Stated problem -
Can you reproduce the entries starting at the line that contains "64, 112, 75]" and ending at the line that contains "166, 112, 184]", replacing "interactable" with "clickable" and keeping everything else the same?

Data section -

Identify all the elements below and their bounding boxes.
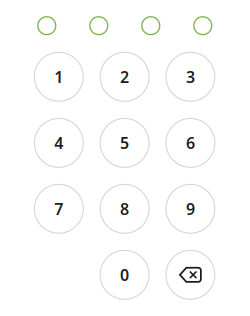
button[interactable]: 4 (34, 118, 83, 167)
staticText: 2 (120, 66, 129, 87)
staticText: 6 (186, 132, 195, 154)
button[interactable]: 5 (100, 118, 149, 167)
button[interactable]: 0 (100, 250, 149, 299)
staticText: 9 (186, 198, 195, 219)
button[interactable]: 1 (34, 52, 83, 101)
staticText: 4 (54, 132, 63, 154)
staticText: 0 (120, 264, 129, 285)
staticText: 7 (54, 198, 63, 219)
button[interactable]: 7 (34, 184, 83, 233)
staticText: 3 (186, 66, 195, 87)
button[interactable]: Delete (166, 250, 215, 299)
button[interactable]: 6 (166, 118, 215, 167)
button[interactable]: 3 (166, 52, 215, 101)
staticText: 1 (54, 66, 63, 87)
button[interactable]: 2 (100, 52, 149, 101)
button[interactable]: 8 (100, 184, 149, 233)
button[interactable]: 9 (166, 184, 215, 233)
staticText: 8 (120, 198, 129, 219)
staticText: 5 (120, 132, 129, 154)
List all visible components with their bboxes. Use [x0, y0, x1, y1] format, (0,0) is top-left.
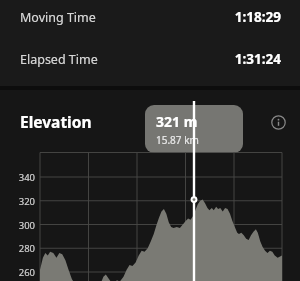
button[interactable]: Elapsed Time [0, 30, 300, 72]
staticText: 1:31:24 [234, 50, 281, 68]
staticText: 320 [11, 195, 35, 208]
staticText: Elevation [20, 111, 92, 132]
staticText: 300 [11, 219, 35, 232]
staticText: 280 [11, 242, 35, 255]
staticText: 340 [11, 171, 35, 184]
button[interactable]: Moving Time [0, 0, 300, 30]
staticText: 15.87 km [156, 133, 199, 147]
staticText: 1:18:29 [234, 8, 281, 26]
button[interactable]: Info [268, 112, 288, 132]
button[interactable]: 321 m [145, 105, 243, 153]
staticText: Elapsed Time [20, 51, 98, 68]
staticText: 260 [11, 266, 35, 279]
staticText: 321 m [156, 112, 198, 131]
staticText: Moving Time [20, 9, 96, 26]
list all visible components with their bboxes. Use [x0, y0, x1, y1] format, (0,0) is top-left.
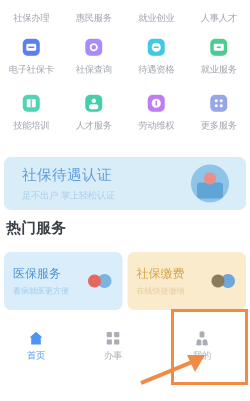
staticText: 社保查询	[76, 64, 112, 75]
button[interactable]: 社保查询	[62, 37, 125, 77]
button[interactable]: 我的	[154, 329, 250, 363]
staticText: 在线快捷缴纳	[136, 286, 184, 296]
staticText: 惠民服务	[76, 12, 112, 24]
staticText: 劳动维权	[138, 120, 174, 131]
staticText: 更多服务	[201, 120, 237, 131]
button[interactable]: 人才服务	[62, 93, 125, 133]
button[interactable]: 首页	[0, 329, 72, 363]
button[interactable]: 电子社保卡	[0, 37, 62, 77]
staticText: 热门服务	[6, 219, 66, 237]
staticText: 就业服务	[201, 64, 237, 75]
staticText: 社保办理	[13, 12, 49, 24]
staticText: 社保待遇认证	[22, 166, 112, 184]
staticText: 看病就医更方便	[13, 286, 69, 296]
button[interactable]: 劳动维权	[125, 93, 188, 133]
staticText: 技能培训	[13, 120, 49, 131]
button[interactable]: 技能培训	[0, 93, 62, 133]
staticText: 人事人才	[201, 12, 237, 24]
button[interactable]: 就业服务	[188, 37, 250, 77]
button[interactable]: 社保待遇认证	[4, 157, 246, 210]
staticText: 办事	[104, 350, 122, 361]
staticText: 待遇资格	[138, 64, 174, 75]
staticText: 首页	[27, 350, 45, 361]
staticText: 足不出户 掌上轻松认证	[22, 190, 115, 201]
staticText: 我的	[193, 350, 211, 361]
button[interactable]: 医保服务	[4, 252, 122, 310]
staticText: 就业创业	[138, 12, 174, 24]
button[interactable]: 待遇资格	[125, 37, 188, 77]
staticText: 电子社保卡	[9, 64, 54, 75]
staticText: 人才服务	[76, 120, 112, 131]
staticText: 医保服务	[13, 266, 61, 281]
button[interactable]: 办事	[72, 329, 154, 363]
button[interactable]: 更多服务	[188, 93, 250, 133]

Complete response -
staticText: 社保查询	[76, 64, 112, 75]
button[clickable]: 社保查询	[62, 37, 125, 77]
button[clickable]: 我的	[154, 329, 250, 363]
staticText: 在线快捷缴纳	[136, 286, 184, 296]
staticText: 惠民服务	[76, 12, 112, 24]
staticText: 劳动维权	[138, 120, 174, 131]
staticText: 更多服务	[201, 120, 237, 131]
button[clickable]: 人才服务	[62, 93, 125, 133]
button[clickable]: 首页	[0, 329, 72, 363]
button[clickable]: 电子社保卡	[0, 37, 62, 77]
staticText: 热门服务	[6, 219, 66, 237]
staticText: 就业服务	[201, 64, 237, 75]
staticText: 社保办理	[13, 12, 49, 24]
staticText: 社保待遇认证	[22, 166, 112, 184]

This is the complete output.